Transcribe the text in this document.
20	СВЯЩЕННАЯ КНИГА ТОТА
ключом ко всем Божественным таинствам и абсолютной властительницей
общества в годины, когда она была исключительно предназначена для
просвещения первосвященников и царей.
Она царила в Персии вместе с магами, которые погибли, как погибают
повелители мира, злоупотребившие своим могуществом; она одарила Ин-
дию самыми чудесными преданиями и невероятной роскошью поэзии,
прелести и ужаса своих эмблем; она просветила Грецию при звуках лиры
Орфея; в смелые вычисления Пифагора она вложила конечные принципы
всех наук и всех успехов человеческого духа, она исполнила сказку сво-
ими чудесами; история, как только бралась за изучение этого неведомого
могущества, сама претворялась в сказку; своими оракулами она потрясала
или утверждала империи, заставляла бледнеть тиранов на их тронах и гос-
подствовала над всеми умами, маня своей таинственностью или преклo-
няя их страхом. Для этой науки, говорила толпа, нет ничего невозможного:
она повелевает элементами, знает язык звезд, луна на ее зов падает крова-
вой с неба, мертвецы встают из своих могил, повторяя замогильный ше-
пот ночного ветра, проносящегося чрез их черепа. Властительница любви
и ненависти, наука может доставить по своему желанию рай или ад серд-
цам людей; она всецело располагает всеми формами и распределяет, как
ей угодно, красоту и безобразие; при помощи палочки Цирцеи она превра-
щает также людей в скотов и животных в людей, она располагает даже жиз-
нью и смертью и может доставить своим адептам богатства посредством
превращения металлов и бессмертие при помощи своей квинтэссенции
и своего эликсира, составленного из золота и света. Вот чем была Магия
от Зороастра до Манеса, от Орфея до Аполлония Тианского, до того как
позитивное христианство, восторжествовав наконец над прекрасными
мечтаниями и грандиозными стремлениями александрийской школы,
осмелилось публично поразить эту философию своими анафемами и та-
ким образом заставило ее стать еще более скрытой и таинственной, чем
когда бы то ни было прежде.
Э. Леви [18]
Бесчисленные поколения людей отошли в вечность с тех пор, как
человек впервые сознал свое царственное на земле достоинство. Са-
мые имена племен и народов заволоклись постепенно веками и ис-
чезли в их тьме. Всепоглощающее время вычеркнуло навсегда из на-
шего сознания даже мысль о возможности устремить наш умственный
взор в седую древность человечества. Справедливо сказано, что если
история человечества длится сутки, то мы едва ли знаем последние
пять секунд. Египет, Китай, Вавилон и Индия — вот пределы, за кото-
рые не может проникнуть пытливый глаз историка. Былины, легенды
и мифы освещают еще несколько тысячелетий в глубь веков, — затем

▸ Short task: Write out every line of the records exactly.

▸ Final result:
Transcribe the text in this document.
20	СВЯЩЕННАЯ КНИГА ТОТА
ключом ко всем Божественным таинствам и абсолютной властительницей
общества в годины, когда она была исключительно предназначена для
просвещения первосвященников и царей.
Она царила в Персии вместе с магами, которые погибли, как погибают
повелители мира, злоупотребившие своим могуществом; она одарила Ин-
дию самыми чудесными преданиями и невероятной роскошью поэзии,
прелести и ужаса своих эмблем; она просветила Грецию при звуках лиры
Орфея; в смелые вычисления Пифагора она вложила конечные принципы
всех наук и всех успехов человеческого духа, она исполнила сказку сво-
ими чудесами; история, как только бралась за изучение этого неведомого
могущества, сама претворялась в сказку; своими оракулами она потрясала
или утверждала империи, заставляла бледнеть тиранов на их тронах и гос-
подствовала над всеми умами, маня своей таинственностью или преклo-
няя их страхом. Для этой науки, говорила толпа, нет ничего невозможного:
она повелевает элементами, знает язык звезд, луна на ее зов падает крова-
вой с неба, мертвецы встают из своих могил, повторяя замогильный ше-
пот ночного ветра, проносящегося чрез их черепа. Властительница любви
и ненависти, наука может доставить по своему желанию рай или ад серд-
цам людей; она всецело располагает всеми формами и распределяет, как
ей угодно, красоту и безобразие; при помощи палочки Цирцеи она превра-
щает также людей в скотов и животных в людей, она располагает даже жиз-
нью и смертью и может доставить своим адептам богатства посредством
превращения металлов и бессмертие при помощи своей квинтэссенции
и своего эликсира, составленного из золота и света. Вот чем была Магия
от Зороастра до Манеса, от Орфея до Аполлония Тианского, до того как
позитивное христианство, восторжествовав наконец над прекрасными
мечтаниями и грандиозными стремлениями александрийской школы,
осмелилось публично поразить эту философию своими анафемами и та-
ким образом заставило ее стать еще более скрытой и таинственной, чем
когда бы то ни было прежде.
Э. Леви [18]
Бесчисленные поколения людей отошли в вечность с тех пор, как
человек впервые сознал свое царственное на земле достоинство. Са-
мые имена племен и народов заволоклись постепенно веками и ис-
чезли в их тьме. Всепоглощающее время вычеркнуло навсегда из на-
шего сознания даже мысль о возможности устремить наш умственный
взор в седую древность человечества. Справедливо сказано, что если
история человечества длится сутки, то мы едва ли знаем последние
пять секунд. Египет, Китай, Вавилон и Индия — вот пределы, за кото-
рые не может проникнуть пытливый глаз историка. Былины, легенды
и мифы освещают еще несколько тысячелетий в глубь веков, — затем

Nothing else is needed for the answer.